**Supplied data:**

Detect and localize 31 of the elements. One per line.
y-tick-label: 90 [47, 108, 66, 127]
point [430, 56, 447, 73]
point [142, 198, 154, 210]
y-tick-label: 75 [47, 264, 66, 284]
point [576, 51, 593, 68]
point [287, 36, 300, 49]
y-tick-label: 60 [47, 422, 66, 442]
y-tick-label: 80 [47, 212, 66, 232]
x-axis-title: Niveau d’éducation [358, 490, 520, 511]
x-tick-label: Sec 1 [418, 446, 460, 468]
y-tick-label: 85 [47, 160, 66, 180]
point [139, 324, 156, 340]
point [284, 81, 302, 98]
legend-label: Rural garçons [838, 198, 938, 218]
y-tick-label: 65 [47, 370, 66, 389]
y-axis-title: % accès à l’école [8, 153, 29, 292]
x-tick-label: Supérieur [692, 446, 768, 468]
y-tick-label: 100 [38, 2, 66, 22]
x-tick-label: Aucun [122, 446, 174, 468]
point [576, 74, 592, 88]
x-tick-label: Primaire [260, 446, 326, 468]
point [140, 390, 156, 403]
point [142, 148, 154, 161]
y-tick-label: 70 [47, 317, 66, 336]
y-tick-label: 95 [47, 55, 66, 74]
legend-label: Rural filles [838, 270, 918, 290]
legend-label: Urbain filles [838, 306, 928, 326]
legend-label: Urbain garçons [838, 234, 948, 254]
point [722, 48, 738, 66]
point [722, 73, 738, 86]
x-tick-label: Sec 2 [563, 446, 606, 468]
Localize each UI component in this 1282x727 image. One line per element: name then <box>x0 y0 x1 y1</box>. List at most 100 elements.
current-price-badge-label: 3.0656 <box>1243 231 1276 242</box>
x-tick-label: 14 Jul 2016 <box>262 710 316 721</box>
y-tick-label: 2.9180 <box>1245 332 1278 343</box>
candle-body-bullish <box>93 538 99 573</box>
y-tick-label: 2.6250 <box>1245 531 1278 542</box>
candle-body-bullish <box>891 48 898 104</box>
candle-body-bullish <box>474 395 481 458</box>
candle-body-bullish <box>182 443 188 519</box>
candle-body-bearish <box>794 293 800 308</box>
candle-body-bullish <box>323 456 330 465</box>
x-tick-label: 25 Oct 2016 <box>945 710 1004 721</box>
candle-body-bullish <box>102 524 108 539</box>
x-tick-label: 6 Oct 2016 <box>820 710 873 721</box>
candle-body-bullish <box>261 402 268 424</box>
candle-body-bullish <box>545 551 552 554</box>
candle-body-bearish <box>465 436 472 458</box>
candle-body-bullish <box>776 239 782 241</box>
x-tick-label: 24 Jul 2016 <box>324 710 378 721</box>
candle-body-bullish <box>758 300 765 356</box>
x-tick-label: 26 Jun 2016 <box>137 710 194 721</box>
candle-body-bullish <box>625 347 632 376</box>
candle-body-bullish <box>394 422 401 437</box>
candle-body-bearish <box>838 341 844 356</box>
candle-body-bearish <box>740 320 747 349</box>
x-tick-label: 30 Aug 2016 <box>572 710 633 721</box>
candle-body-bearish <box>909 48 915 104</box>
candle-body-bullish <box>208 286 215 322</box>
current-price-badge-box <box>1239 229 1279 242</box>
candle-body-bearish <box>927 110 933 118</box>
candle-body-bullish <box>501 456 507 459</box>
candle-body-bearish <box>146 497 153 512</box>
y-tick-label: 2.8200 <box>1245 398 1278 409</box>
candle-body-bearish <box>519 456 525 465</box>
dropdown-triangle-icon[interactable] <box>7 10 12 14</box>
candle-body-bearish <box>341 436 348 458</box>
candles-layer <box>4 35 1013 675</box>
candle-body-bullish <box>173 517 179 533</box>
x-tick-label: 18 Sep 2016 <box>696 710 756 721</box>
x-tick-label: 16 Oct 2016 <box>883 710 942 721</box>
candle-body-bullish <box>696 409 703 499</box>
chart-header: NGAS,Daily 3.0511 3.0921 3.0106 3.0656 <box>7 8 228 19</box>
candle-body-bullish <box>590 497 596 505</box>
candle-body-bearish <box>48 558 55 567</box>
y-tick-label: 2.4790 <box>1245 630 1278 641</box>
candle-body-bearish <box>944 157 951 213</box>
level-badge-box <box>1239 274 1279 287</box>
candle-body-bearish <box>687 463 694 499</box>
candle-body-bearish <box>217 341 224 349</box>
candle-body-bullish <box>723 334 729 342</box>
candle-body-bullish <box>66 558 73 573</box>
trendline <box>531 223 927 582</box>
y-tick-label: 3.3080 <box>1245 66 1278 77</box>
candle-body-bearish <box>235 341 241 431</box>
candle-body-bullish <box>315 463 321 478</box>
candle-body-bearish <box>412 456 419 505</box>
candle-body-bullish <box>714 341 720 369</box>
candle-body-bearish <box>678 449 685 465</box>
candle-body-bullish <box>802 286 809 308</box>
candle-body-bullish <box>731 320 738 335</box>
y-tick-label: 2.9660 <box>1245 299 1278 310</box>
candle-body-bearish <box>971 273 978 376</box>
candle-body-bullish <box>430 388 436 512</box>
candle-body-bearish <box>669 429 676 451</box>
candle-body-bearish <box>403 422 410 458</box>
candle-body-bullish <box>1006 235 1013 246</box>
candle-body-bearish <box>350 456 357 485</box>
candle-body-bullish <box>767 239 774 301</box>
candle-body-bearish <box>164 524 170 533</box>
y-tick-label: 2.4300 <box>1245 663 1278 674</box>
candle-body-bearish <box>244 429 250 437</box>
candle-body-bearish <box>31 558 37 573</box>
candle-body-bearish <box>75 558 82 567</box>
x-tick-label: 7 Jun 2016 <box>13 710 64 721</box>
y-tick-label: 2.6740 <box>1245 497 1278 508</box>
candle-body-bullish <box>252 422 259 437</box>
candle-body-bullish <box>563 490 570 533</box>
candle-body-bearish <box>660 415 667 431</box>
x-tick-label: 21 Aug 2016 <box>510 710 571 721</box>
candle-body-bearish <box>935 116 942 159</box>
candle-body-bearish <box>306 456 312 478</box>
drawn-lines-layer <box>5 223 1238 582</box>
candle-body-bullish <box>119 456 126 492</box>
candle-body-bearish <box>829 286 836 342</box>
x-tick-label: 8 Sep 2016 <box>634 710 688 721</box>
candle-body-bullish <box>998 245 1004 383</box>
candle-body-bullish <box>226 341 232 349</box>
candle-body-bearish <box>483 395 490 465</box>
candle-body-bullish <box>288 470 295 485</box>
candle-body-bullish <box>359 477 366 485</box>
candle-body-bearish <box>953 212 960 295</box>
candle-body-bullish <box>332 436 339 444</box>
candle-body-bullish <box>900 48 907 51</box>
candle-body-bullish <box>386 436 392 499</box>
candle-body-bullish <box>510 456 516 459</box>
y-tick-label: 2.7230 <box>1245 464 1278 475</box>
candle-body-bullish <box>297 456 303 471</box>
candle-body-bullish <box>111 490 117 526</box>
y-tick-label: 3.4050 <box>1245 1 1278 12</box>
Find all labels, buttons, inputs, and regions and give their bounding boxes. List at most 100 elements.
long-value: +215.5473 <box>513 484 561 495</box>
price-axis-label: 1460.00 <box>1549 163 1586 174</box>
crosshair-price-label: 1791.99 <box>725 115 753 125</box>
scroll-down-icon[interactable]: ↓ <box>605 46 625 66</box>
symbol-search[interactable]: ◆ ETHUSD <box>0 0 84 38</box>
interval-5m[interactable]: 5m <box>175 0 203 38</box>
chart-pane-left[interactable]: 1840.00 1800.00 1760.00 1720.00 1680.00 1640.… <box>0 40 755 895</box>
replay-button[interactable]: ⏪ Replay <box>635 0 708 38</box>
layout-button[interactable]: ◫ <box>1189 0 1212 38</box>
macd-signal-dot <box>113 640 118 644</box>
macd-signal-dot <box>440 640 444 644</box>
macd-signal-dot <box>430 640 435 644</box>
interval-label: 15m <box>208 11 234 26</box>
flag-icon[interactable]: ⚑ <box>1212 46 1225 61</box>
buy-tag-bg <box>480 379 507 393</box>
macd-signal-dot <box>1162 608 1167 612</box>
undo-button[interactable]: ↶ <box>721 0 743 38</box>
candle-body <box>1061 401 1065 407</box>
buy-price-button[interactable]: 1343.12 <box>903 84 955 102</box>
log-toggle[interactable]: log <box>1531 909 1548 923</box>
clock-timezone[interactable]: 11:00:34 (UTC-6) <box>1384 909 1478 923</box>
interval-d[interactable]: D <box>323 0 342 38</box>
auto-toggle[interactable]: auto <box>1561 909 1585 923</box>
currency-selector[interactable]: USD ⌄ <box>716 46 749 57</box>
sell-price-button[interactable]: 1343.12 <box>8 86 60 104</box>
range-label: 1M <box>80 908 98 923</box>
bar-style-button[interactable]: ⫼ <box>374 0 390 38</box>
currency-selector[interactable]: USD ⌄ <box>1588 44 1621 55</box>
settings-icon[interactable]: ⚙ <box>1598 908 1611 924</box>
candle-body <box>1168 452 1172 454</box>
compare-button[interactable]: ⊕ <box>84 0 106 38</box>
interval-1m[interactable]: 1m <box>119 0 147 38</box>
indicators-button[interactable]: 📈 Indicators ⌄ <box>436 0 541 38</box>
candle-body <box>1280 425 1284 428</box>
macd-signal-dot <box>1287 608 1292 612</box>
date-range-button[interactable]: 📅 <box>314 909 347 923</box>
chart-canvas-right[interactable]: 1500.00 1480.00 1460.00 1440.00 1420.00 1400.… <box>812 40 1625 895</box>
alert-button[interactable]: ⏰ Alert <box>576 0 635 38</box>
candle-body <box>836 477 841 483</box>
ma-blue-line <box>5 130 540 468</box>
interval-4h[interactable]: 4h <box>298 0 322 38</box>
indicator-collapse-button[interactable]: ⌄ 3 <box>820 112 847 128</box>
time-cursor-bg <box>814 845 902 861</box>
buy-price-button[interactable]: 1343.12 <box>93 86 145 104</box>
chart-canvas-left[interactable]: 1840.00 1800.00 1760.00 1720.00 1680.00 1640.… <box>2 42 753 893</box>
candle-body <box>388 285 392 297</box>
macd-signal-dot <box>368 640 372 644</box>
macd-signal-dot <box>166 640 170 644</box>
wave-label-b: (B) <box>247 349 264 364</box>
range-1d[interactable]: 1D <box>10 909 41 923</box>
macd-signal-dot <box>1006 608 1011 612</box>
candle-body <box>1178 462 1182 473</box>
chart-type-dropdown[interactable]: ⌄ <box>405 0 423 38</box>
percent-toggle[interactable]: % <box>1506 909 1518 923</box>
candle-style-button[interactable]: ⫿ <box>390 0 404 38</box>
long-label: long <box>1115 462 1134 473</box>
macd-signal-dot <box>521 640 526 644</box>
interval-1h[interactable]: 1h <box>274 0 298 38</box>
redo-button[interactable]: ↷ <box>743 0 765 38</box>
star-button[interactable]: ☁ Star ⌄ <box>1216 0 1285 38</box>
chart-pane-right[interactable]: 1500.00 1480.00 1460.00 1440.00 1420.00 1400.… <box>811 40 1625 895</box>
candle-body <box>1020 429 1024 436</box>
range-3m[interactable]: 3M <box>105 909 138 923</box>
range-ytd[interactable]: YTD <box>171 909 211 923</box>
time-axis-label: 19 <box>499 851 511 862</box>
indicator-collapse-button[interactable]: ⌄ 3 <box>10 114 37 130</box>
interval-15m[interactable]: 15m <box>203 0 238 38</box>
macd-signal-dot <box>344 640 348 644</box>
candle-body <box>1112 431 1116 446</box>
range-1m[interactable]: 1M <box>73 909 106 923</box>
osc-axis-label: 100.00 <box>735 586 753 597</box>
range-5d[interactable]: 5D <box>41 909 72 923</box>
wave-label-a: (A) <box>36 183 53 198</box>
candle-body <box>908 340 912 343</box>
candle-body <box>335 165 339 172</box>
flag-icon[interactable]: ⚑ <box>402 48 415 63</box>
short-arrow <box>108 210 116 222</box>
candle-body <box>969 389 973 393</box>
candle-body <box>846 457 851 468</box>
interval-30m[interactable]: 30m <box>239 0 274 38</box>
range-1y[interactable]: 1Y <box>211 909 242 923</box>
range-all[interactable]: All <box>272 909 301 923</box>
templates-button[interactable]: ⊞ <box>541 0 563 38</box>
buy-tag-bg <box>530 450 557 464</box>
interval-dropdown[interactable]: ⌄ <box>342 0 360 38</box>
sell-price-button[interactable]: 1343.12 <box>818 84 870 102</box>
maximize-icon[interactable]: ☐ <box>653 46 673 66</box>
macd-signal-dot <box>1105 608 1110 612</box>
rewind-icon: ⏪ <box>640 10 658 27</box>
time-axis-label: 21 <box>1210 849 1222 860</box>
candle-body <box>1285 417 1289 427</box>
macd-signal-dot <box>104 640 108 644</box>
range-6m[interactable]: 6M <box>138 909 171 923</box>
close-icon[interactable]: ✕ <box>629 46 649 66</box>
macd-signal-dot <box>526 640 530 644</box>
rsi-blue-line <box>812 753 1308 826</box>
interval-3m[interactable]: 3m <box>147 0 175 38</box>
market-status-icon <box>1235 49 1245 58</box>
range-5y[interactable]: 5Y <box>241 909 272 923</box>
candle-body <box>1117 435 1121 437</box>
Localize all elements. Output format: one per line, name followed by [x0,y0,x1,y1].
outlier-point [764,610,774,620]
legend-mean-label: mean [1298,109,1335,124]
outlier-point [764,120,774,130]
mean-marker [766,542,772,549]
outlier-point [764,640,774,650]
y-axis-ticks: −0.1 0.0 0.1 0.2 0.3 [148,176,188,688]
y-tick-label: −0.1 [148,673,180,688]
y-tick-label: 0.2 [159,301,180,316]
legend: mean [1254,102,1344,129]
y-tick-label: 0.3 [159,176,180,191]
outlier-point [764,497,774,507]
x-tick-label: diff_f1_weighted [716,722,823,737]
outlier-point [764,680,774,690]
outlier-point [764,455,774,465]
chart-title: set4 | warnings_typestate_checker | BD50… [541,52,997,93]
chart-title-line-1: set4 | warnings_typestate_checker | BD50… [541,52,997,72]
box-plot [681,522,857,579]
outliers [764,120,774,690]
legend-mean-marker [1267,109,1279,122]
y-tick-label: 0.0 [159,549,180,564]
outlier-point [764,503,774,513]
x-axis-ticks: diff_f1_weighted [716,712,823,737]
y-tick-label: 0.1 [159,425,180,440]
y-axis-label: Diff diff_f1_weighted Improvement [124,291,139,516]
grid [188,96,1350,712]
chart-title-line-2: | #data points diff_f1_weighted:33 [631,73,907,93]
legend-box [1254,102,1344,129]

**Given exercise:** Express the entries above, from their first line up to and including the line with "y-tick-label: 80 [47, 212, 66, 232]", as a JSON list of strings with one string per line, leaving out any blank lines.

**Written response:**
[
  "Detect and localize 31 of the elements. One per line.",
  "y-tick-label: 90 [47, 108, 66, 127]",
  "point [430, 56, 447, 73]",
  "point [142, 198, 154, 210]",
  "y-tick-label: 75 [47, 264, 66, 284]",
  "point [576, 51, 593, 68]",
  "point [287, 36, 300, 49]",
  "y-tick-label: 60 [47, 422, 66, 442]",
  "y-tick-label: 80 [47, 212, 66, 232]"
]